__TO BE DONE__.
Take the entries below and print all of them exactly, please.

__SUPPLIED INFORMATION__.

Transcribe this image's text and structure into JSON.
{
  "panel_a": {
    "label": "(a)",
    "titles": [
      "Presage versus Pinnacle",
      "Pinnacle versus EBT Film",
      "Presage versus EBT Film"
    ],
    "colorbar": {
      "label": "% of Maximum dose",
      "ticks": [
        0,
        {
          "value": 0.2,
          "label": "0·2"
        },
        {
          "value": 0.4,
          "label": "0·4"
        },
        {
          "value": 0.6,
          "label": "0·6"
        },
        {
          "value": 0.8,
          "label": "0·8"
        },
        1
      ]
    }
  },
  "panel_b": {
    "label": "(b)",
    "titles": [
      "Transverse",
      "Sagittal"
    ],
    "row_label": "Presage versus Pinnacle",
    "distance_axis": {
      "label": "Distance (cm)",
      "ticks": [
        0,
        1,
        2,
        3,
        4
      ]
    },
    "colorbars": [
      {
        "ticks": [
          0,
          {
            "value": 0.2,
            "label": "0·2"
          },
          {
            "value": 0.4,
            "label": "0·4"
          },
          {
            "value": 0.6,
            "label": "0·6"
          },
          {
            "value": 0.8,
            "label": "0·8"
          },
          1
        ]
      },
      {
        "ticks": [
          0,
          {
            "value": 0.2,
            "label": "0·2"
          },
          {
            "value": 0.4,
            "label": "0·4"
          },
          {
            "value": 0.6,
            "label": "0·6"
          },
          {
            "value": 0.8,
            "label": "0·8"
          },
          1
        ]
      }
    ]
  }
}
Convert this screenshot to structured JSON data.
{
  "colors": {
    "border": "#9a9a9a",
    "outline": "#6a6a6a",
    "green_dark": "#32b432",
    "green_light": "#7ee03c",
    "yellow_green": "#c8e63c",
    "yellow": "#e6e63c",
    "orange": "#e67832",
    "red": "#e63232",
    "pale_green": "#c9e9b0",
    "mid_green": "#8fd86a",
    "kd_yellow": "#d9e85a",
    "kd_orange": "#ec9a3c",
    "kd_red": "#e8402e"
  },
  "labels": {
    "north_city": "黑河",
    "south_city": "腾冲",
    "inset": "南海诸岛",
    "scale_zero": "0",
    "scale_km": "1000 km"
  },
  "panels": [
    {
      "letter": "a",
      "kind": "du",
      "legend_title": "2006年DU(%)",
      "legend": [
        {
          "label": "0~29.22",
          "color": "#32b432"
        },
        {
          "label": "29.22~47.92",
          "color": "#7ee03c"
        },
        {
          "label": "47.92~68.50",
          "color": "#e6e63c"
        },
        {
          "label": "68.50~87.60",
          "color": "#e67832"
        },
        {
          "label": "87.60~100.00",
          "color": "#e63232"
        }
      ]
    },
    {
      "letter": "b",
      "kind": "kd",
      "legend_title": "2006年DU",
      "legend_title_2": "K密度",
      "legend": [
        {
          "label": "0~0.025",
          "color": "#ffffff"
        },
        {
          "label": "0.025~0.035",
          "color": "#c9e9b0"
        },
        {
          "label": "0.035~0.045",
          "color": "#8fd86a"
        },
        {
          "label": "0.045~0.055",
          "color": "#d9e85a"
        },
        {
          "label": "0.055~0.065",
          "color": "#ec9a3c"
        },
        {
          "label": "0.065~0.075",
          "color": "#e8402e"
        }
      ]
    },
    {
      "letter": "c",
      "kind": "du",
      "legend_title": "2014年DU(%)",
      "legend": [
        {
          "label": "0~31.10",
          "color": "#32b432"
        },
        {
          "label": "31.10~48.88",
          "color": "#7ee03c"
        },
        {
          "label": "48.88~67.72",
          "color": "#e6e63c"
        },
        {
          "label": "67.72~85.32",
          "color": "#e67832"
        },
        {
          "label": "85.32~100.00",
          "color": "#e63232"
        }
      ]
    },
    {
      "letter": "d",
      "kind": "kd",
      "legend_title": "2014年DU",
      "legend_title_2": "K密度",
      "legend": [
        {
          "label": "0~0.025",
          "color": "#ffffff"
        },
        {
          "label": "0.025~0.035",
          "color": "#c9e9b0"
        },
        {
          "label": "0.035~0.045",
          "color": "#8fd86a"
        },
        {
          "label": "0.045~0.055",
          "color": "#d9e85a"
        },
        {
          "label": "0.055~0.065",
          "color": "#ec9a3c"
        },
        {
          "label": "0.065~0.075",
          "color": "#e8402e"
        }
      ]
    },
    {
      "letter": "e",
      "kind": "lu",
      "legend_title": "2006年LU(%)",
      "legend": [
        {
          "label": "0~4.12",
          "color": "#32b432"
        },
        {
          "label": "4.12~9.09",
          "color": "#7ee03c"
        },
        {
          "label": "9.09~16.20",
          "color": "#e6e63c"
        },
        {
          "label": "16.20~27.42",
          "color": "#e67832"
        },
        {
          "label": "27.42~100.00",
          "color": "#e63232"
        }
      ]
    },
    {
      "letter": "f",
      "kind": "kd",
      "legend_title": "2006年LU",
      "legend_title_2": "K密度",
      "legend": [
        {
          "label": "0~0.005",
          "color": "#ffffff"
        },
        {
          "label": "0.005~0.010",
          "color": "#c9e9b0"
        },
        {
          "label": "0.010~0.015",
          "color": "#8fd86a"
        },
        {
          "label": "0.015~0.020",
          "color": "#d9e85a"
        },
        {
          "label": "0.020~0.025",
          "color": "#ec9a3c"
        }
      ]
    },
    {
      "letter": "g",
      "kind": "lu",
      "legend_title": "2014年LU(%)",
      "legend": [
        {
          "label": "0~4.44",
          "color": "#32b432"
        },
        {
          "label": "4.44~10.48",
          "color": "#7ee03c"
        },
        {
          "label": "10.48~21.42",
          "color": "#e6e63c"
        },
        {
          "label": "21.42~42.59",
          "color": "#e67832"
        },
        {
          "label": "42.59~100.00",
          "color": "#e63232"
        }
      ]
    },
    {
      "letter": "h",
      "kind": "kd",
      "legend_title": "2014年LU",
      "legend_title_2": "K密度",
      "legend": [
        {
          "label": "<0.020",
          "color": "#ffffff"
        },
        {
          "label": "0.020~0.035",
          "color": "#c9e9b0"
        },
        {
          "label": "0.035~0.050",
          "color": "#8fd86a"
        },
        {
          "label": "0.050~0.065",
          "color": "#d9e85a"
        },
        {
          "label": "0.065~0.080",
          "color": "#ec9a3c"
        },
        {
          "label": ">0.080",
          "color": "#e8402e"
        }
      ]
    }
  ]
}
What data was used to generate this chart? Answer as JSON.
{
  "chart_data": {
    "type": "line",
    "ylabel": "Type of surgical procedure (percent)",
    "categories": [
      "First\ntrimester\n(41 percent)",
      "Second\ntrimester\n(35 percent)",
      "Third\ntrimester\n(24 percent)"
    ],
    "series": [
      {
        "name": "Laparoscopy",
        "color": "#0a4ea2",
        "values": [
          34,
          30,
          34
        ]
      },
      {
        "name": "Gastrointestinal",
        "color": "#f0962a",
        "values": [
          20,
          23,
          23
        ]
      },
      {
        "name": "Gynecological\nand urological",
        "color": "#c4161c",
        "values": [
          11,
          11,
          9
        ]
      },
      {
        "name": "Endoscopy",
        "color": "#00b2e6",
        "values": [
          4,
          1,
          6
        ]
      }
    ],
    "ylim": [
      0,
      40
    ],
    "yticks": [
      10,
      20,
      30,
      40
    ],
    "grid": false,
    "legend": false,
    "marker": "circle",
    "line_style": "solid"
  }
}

__RESULT FOR THIS TASK__.
Transcribe this image's text and structure into JSON.
{
  "panel_a": {
    "label": "(a)",
    "titles": [
      "Presage versus Pinnacle",
      "Pinnacle versus EBT Film",
      "Presage versus EBT Film"
    ],
    "colorbar": {
      "label": "% of Maximum dose",
      "ticks": [
        0,
        {
          "value": 0.2,
          "label": "0·2"
        },
        {
          "value": 0.4,
          "label": "0·4"
        },
        {
          "value": 0.6,
          "label": "0·6"
        },
        {
          "value": 0.8,
          "label": "0·8"
        },
        1
      ]
    }
  },
  "panel_b": {
    "label": "(b)",
    "titles": [
      "Transverse",
      "Sagittal"
    ],
    "row_label": "Presage versus Pinnacle",
    "distance_axis": {
      "label": "Distance (cm)",
      "ticks": [
        0,
        1,
        2,
        3,
        4
      ]
    },
    "colorbars": [
      {
        "ticks": [
          0,
          {
            "value": 0.2,
            "label": "0·2"
          },
          {
            "value": 0.4,
            "label": "0·4"
          },
          {
            "value": 0.6,
            "label": "0·6"
          },
          {
            "value": 0.8,
            "label": "0·8"
          },
          1
        ]
      },
      {
        "ticks": [
          0,
          {
            "value": 0.2,
            "label": "0·2"
          },
          {
            "value": 0.4,
            "label": "0·4"
          },
          {
            "value": 0.6,
            "label": "0·6"
          },
          {
            "value": 0.8,
            "label": "0·8"
          },
          1
        ]
      }
    ]
  }
}
Convert this screenshot to structured JSON data.
{
  "colors": {
    "border": "#9a9a9a",
    "outline": "#6a6a6a",
    "green_dark": "#32b432",
    "green_light": "#7ee03c",
    "yellow_green": "#c8e63c",
    "yellow": "#e6e63c",
    "orange": "#e67832",
    "red": "#e63232",
    "pale_green": "#c9e9b0",
    "mid_green": "#8fd86a",
    "kd_yellow": "#d9e85a",
    "kd_orange": "#ec9a3c",
    "kd_red": "#e8402e"
  },
  "labels": {
    "north_city": "黑河",
    "south_city": "腾冲",
    "inset": "南海诸岛",
    "scale_zero": "0",
    "scale_km": "1000 km"
  },
  "panels": [
    {
      "letter": "a",
      "kind": "du",
      "legend_title": "2006年DU(%)",
      "legend": [
        {
          "label": "0~29.22",
          "color": "#32b432"
        },
        {
          "label": "29.22~47.92",
          "color": "#7ee03c"
        },
        {
          "label": "47.92~68.50",
          "color": "#e6e63c"
        },
        {
          "label": "68.50~87.60",
          "color": "#e67832"
        },
        {
          "label": "87.60~100.00",
          "color": "#e63232"
        }
      ]
    },
    {
      "letter": "b",
      "kind": "kd",
      "legend_title": "2006年DU",
      "legend_title_2": "K密度",
      "legend": [
        {
          "label": "0~0.025",
          "color": "#ffffff"
        },
        {
          "label": "0.025~0.035",
          "color": "#c9e9b0"
        },
        {
          "label": "0.035~0.045",
          "color": "#8fd86a"
        },
        {
          "label": "0.045~0.055",
          "color": "#d9e85a"
        },
        {
          "label": "0.055~0.065",
          "color": "#ec9a3c"
        },
        {
          "label": "0.065~0.075",
          "color": "#e8402e"
        }
      ]
    },
    {
      "letter": "c",
      "kind": "du",
      "legend_title": "2014年DU(%)",
      "legend": [
        {
          "label": "0~31.10",
          "color": "#32b432"
        },
        {
          "label": "31.10~48.88",
          "color": "#7ee03c"
        },
        {
          "label": "48.88~67.72",
          "color": "#e6e63c"
        },
        {
          "label": "67.72~85.32",
          "color": "#e67832"
        },
        {
          "label": "85.32~100.00",
          "color": "#e63232"
        }
      ]
    },
    {
      "letter": "d",
      "kind": "kd",
      "legend_title": "2014年DU",
      "legend_title_2": "K密度",
      "legend": [
        {
          "label": "0~0.025",
          "color": "#ffffff"
        },
        {
          "label": "0.025~0.035",
          "color": "#c9e9b0"
        },
        {
          "label": "0.035~0.045",
          "color": "#8fd86a"
        },
        {
          "label": "0.045~0.055",
          "color": "#d9e85a"
        },
        {
          "label": "0.055~0.065",
          "color": "#ec9a3c"
        },
        {
          "label": "0.065~0.075",
          "color": "#e8402e"
        }
      ]
    },
    {
      "letter": "e",
      "kind": "lu",
      "legend_title": "2006年LU(%)",
      "legend": [
        {
          "label": "0~4.12",
          "color": "#32b432"
        },
        {
          "label": "4.12~9.09",
          "color": "#7ee03c"
        },
        {
          "label": "9.09~16.20",
          "color": "#e6e63c"
        },
        {
          "label": "16.20~27.42",
          "color": "#e67832"
        },
        {
          "label": "27.42~100.00",
          "color": "#e63232"
        }
      ]
    },
    {
      "letter": "f",
      "kind": "kd",
      "legend_title": "2006年LU",
      "legend_title_2": "K密度",
      "legend": [
        {
          "label": "0~0.005",
          "color": "#ffffff"
        },
        {
          "label": "0.005~0.010",
          "color": "#c9e9b0"
        },
        {
          "label": "0.010~0.015",
          "color": "#8fd86a"
        },
        {
          "label": "0.015~0.020",
          "color": "#d9e85a"
        },
        {
          "label": "0.020~0.025",
          "color": "#ec9a3c"
        }
      ]
    },
    {
      "letter": "g",
      "kind": "lu",
      "legend_title": "2014年LU(%)",
      "legend": [
        {
          "label": "0~4.44",
          "color": "#32b432"
        },
        {
          "label": "4.44~10.48",
          "color": "#7ee03c"
        },
        {
          "label": "10.48~21.42",
          "color": "#e6e63c"
        },
        {
          "label": "21.42~42.59",
          "color": "#e67832"
        },
        {
          "label": "42.59~100.00",
          "color": "#e63232"
        }
      ]
    },
    {
      "letter": "h",
      "kind": "kd",
      "legend_title": "2014年LU",
      "legend_title_2": "K密度",
      "legend": [
        {
          "label": "<0.020",
          "color": "#ffffff"
        },
        {
          "label": "0.020~0.035",
          "color": "#c9e9b0"
        },
        {
          "label": "0.035~0.050",
          "color": "#8fd86a"
        },
        {
          "label": "0.050~0.065",
          "color": "#d9e85a"
        },
        {
          "label": "0.065~0.080",
          "color": "#ec9a3c"
        },
        {
          "label": ">0.080",
          "color": "#e8402e"
        }
      ]
    }
  ]
}
What data was used to generate this chart? Answer as JSON.
{
  "chart_data": {
    "type": "line",
    "ylabel": "Type of surgical procedure (percent)",
    "categories": [
      "First\ntrimester\n(41 percent)",
      "Second\ntrimester\n(35 percent)",
      "Third\ntrimester\n(24 percent)"
    ],
    "series": [
      {
        "name": "Laparoscopy",
        "color": "#0a4ea2",
        "values": [
          34,
          30,
          34
        ]
      },
      {
        "name": "Gastrointestinal",
        "color": "#f0962a",
        "values": [
          20,
          23,
          23
        ]
      },
      {
        "name": "Gynecological\nand urological",
        "color": "#c4161c",
        "values": [
          11,
          11,
          9
        ]
      },
      {
        "name": "Endoscopy",
        "color": "#00b2e6",
        "values": [
          4,
          1,
          6
        ]
      }
    ],
    "ylim": [
      0,
      40
    ],
    "yticks": [
      10,
      20,
      30,
      40
    ],
    "grid": false,
    "legend": false,
    "marker": "circle",
    "line_style": "solid"
  }
}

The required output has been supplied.